Problem to work on — Give the material again in full, matching it exactly.

Input material —
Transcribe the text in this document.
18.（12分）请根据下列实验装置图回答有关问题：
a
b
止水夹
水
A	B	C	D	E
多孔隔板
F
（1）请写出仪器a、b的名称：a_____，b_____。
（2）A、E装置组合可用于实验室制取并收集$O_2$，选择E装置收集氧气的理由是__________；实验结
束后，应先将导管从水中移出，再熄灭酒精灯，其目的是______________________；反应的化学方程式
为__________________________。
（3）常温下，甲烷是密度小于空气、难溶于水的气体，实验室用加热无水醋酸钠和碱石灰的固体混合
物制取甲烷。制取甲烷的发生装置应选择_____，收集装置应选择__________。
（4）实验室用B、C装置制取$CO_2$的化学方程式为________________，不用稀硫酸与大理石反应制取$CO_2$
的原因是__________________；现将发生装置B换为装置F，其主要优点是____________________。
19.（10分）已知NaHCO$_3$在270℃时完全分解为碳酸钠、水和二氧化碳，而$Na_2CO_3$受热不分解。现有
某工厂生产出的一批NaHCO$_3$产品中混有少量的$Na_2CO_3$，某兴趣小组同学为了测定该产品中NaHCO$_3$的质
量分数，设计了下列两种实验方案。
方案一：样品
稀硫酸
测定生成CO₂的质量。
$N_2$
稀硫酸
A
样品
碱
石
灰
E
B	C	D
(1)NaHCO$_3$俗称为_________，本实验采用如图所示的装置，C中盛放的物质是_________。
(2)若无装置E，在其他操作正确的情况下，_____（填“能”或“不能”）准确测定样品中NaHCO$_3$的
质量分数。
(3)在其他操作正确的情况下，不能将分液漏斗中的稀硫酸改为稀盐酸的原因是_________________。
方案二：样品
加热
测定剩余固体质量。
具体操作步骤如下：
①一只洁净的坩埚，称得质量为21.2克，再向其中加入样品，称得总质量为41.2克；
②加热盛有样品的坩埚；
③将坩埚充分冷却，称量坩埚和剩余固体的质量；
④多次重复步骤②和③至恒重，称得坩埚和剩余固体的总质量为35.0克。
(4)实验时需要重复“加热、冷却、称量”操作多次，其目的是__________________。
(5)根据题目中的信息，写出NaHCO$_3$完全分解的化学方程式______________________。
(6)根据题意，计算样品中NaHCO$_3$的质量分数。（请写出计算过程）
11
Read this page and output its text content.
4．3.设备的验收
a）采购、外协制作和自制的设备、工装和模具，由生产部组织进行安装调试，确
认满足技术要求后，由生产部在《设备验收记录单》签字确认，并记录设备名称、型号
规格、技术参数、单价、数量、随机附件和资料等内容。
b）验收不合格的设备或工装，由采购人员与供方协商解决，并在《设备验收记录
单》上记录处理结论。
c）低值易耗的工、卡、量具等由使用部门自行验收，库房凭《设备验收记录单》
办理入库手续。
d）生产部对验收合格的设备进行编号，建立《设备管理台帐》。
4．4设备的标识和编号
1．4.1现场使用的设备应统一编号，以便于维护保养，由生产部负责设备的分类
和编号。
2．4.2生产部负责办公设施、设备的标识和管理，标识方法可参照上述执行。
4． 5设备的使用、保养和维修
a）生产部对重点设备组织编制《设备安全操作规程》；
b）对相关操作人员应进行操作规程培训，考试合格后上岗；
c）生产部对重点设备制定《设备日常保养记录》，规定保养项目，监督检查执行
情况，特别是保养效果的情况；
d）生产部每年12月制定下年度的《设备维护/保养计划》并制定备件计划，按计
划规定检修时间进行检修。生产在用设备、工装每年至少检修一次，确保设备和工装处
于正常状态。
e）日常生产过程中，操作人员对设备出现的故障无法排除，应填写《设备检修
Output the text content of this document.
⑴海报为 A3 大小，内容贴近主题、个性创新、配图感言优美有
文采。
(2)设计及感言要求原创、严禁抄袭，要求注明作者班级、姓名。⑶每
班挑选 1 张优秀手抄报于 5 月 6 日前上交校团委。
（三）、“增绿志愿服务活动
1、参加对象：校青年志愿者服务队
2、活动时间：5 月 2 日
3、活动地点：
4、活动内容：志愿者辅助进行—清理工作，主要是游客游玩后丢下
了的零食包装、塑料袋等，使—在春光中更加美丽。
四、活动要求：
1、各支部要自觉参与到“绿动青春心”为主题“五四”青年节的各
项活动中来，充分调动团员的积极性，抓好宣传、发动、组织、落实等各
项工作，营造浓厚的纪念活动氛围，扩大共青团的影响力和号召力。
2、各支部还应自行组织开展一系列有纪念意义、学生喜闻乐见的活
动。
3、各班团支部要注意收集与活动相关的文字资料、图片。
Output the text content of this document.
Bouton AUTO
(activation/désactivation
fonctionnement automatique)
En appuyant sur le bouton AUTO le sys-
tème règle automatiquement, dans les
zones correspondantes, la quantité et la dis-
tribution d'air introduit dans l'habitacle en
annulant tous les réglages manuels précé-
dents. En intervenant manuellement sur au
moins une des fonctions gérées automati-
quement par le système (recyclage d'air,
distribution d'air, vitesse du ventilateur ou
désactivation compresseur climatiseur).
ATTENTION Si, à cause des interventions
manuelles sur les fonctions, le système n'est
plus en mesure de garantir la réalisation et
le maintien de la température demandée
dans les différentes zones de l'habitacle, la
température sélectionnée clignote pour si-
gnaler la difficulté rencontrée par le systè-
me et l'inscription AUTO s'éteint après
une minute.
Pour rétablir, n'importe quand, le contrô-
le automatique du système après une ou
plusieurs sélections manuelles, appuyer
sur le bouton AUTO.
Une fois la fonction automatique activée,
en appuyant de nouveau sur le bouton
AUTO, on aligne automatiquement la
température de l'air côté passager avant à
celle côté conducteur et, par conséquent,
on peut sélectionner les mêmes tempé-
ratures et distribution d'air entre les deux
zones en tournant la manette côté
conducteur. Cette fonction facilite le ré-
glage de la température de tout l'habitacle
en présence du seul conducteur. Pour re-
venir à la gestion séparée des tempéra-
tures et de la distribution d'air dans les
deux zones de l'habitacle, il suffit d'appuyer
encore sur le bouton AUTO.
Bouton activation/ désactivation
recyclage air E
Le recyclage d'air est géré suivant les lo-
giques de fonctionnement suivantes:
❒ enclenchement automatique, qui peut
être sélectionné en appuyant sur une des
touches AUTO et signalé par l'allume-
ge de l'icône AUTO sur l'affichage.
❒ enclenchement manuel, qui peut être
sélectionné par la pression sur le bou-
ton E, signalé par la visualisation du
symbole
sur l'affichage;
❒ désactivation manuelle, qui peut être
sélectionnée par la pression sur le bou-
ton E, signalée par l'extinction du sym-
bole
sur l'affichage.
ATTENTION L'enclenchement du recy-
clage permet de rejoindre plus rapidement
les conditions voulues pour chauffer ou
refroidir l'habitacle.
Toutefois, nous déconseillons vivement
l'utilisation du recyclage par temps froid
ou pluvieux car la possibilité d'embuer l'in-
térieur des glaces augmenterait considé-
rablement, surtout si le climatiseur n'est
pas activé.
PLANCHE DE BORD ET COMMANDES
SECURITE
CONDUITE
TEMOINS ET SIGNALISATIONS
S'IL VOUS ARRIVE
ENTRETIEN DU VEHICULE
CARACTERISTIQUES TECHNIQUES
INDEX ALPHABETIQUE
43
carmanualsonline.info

Task response —
Transcribe the text in this document.
18.（12分）请根据下列实验装置图回答有关问题：
a
b
止水夹
水
A	B	C	D	E
多孔隔板
F
（1）请写出仪器a、b的名称：a_____，b_____。
（2）A、E装置组合可用于实验室制取并收集$O_2$，选择E装置收集氧气的理由是__________；实验结
束后，应先将导管从水中移出，再熄灭酒精灯，其目的是______________________；反应的化学方程式
为__________________________。
（3）常温下，甲烷是密度小于空气、难溶于水的气体，实验室用加热无水醋酸钠和碱石灰的固体混合
物制取甲烷。制取甲烷的发生装置应选择_____，收集装置应选择__________。
（4）实验室用B、C装置制取$CO_2$的化学方程式为________________，不用稀硫酸与大理石反应制取$CO_2$
的原因是__________________；现将发生装置B换为装置F，其主要优点是____________________。
19.（10分）已知NaHCO$_3$在270℃时完全分解为碳酸钠、水和二氧化碳，而$Na_2CO_3$受热不分解。现有
某工厂生产出的一批NaHCO$_3$产品中混有少量的$Na_2CO_3$，某兴趣小组同学为了测定该产品中NaHCO$_3$的质
量分数，设计了下列两种实验方案。
方案一：样品
稀硫酸
测定生成CO₂的质量。
$N_2$
稀硫酸
A
样品
碱
石
灰
E
B	C	D
(1)NaHCO$_3$俗称为_________，本实验采用如图所示的装置，C中盛放的物质是_________。
(2)若无装置E，在其他操作正确的情况下，_____（填“能”或“不能”）准确测定样品中NaHCO$_3$的
质量分数。
(3)在其他操作正确的情况下，不能将分液漏斗中的稀硫酸改为稀盐酸的原因是_________________。
方案二：样品
加热
测定剩余固体质量。
具体操作步骤如下：
①一只洁净的坩埚，称得质量为21.2克，再向其中加入样品，称得总质量为41.2克；
②加热盛有样品的坩埚；
③将坩埚充分冷却，称量坩埚和剩余固体的质量；
④多次重复步骤②和③至恒重，称得坩埚和剩余固体的总质量为35.0克。
(4)实验时需要重复“加热、冷却、称量”操作多次，其目的是__________________。
(5)根据题目中的信息，写出NaHCO$_3$完全分解的化学方程式______________________。
(6)根据题意，计算样品中NaHCO$_3$的质量分数。（请写出计算过程）
11
Read this page and output its text content.
4．3.设备的验收
a）采购、外协制作和自制的设备、工装和模具，由生产部组织进行安装调试，确
认满足技术要求后，由生产部在《设备验收记录单》签字确认，并记录设备名称、型号
规格、技术参数、单价、数量、随机附件和资料等内容。
b）验收不合格的设备或工装，由采购人员与供方协商解决，并在《设备验收记录
单》上记录处理结论。
c）低值易耗的工、卡、量具等由使用部门自行验收，库房凭《设备验收记录单》
办理入库手续。
d）生产部对验收合格的设备进行编号，建立《设备管理台帐》。
4．4设备的标识和编号
1．4.1现场使用的设备应统一编号，以便于维护保养，由生产部负责设备的分类
和编号。
2．4.2生产部负责办公设施、设备的标识和管理，标识方法可参照上述执行。
4． 5设备的使用、保养和维修
a）生产部对重点设备组织编制《设备安全操作规程》；
b）对相关操作人员应进行操作规程培训，考试合格后上岗；
c）生产部对重点设备制定《设备日常保养记录》，规定保养项目，监督检查执行
情况，特别是保养效果的情况；
d）生产部每年12月制定下年度的《设备维护/保养计划》并制定备件计划，按计
划规定检修时间进行检修。生产在用设备、工装每年至少检修一次，确保设备和工装处
于正常状态。
e）日常生产过程中，操作人员对设备出现的故障无法排除，应填写《设备检修
Output the text content of this document.
⑴海报为 A3 大小，内容贴近主题、个性创新、配图感言优美有
文采。
(2)设计及感言要求原创、严禁抄袭，要求注明作者班级、姓名。⑶每
班挑选 1 张优秀手抄报于 5 月 6 日前上交校团委。
（三）、“增绿志愿服务活动
1、参加对象：校青年志愿者服务队
2、活动时间：5 月 2 日
3、活动地点：
4、活动内容：志愿者辅助进行—清理工作，主要是游客游玩后丢下
了的零食包装、塑料袋等，使—在春光中更加美丽。
四、活动要求：
1、各支部要自觉参与到“绿动青春心”为主题“五四”青年节的各
项活动中来，充分调动团员的积极性，抓好宣传、发动、组织、落实等各
项工作，营造浓厚的纪念活动氛围，扩大共青团的影响力和号召力。
2、各支部还应自行组织开展一系列有纪念意义、学生喜闻乐见的活
动。
3、各班团支部要注意收集与活动相关的文字资料、图片。
Output the text content of this document.
Bouton AUTO
(activation/désactivation
fonctionnement automatique)
En appuyant sur le bouton AUTO le sys-
tème règle automatiquement, dans les
zones correspondantes, la quantité et la dis-
tribution d'air introduit dans l'habitacle en
annulant tous les réglages manuels précé-
dents. En intervenant manuellement sur au
moins une des fonctions gérées automati-
quement par le système (recyclage d'air,
distribution d'air, vitesse du ventilateur ou
désactivation compresseur climatiseur).
ATTENTION Si, à cause des interventions
manuelles sur les fonctions, le système n'est
plus en mesure de garantir la réalisation et
le maintien de la température demandée
dans les différentes zones de l'habitacle, la
température sélectionnée clignote pour si-
gnaler la difficulté rencontrée par le systè-
me et l'inscription AUTO s'éteint après
une minute.
Pour rétablir, n'importe quand, le contrô-
le automatique du système après une ou
plusieurs sélections manuelles, appuyer
sur le bouton AUTO.
Une fois la fonction automatique activée,
en appuyant de nouveau sur le bouton
AUTO, on aligne automatiquement la
température de l'air côté passager avant à
celle côté conducteur et, par conséquent,
on peut sélectionner les mêmes tempé-
ratures et distribution d'air entre les deux
zones en tournant la manette côté
conducteur. Cette fonction facilite le ré-
glage de la température de tout l'habitacle
en présence du seul conducteur. Pour re-
venir à la gestion séparée des tempéra-
tures et de la distribution d'air dans les
deux zones de l'habitacle, il suffit d'appuyer
encore sur le bouton AUTO.
Bouton activation/ désactivation
recyclage air E
Le recyclage d'air est géré suivant les lo-
giques de fonctionnement suivantes:
❒ enclenchement automatique, qui peut
être sélectionné en appuyant sur une des
touches AUTO et signalé par l'allume-
ge de l'icône AUTO sur l'affichage.
❒ enclenchement manuel, qui peut être
sélectionné par la pression sur le bou-
ton E, signalé par la visualisation du
symbole
sur l'affichage;
❒ désactivation manuelle, qui peut être
sélectionnée par la pression sur le bou-
ton E, signalée par l'extinction du sym-
bole
sur l'affichage.
ATTENTION L'enclenchement du recy-
clage permet de rejoindre plus rapidement
les conditions voulues pour chauffer ou
refroidir l'habitacle.
Toutefois, nous déconseillons vivement
l'utilisation du recyclage par temps froid
ou pluvieux car la possibilité d'embuer l'in-
térieur des glaces augmenterait considé-
rablement, surtout si le climatiseur n'est
pas activé.
PLANCHE DE BORD ET COMMANDES
SECURITE
CONDUITE
TEMOINS ET SIGNALISATIONS
S'IL VOUS ARRIVE
ENTRETIEN DU VEHICULE
CARACTERISTIQUES TECHNIQUES
INDEX ALPHABETIQUE
43
carmanualsonline.info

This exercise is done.